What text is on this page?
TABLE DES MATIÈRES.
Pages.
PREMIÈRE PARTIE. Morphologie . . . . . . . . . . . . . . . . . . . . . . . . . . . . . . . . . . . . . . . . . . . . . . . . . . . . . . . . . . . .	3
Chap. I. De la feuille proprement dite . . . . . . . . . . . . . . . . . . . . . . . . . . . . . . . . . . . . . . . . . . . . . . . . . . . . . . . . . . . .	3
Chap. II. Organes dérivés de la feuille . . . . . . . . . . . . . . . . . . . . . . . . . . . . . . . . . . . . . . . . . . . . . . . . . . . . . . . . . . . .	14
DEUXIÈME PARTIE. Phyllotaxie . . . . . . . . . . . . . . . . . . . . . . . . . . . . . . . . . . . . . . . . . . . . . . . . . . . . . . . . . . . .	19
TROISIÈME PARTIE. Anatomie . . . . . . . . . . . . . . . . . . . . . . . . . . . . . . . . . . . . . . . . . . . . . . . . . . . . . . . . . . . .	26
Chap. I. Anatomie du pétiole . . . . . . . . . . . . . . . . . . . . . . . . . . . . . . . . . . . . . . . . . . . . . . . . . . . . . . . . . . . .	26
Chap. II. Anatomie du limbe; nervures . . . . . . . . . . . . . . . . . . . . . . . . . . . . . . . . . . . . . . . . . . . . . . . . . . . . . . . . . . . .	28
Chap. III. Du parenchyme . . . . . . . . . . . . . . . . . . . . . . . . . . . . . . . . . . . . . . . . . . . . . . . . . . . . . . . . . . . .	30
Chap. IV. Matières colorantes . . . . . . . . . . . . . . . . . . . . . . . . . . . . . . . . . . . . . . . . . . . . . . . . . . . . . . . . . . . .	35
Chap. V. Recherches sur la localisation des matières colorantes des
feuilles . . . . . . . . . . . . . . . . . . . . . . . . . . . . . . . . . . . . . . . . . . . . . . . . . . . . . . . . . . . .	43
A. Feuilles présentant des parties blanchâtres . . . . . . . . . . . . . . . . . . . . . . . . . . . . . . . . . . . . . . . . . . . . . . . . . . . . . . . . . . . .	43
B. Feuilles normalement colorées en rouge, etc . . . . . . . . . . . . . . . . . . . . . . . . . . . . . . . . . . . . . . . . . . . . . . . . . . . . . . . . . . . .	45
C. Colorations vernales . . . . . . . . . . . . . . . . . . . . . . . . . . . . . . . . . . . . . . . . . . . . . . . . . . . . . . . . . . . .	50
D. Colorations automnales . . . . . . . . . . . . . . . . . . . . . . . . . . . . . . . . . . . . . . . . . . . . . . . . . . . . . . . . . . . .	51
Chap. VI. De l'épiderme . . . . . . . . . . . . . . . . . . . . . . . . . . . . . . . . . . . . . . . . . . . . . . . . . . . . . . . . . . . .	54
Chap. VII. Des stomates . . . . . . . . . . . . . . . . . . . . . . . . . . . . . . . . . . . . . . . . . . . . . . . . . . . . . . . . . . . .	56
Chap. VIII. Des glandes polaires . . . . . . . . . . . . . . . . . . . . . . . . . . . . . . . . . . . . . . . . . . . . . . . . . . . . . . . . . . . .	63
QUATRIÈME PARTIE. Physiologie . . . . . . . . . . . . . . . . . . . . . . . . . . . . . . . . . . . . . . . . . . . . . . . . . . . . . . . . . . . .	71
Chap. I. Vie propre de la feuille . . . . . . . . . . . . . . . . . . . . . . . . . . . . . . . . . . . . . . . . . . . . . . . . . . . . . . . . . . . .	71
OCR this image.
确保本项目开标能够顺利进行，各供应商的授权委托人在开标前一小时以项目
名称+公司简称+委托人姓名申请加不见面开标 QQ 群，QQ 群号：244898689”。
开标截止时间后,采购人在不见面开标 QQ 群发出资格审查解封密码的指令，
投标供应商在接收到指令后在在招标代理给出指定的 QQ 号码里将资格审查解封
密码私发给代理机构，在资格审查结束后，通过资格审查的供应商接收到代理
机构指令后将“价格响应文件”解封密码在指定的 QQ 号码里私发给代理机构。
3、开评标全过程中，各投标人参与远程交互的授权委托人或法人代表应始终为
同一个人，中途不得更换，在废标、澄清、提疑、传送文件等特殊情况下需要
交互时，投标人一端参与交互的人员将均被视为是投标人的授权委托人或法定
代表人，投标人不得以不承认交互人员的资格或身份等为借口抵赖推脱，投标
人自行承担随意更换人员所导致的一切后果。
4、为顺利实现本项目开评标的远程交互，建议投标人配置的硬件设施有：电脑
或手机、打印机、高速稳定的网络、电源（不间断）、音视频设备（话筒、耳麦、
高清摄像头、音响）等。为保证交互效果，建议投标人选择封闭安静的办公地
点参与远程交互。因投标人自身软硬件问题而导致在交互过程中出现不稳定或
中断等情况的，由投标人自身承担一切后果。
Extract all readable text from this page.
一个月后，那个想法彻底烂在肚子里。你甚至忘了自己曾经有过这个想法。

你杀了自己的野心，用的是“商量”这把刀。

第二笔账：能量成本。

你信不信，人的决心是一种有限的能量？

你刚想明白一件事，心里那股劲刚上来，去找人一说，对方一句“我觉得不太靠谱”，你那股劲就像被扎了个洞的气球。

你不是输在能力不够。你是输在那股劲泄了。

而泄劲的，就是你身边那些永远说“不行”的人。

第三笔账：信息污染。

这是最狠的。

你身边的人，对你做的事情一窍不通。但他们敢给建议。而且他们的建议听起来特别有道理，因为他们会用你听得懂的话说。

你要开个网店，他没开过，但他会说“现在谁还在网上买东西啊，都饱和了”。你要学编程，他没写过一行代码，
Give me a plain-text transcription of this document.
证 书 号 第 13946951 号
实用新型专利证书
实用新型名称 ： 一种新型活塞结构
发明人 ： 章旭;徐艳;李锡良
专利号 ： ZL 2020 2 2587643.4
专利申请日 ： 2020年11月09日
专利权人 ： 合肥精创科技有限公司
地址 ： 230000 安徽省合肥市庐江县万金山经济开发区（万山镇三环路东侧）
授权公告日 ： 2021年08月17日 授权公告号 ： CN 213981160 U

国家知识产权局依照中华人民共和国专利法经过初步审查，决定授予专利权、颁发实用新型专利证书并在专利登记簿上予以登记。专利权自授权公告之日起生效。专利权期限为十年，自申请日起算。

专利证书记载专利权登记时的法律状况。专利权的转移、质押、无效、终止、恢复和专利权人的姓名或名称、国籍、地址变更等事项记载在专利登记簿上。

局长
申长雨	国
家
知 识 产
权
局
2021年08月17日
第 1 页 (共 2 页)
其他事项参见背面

▶ Job: Using the listing, copy every line where the word "this" shows up.

▶ Exercise result:
What text is on this page?
OCR this image.
Extract all readable text from this page.
Give me a plain-text transcription of this document.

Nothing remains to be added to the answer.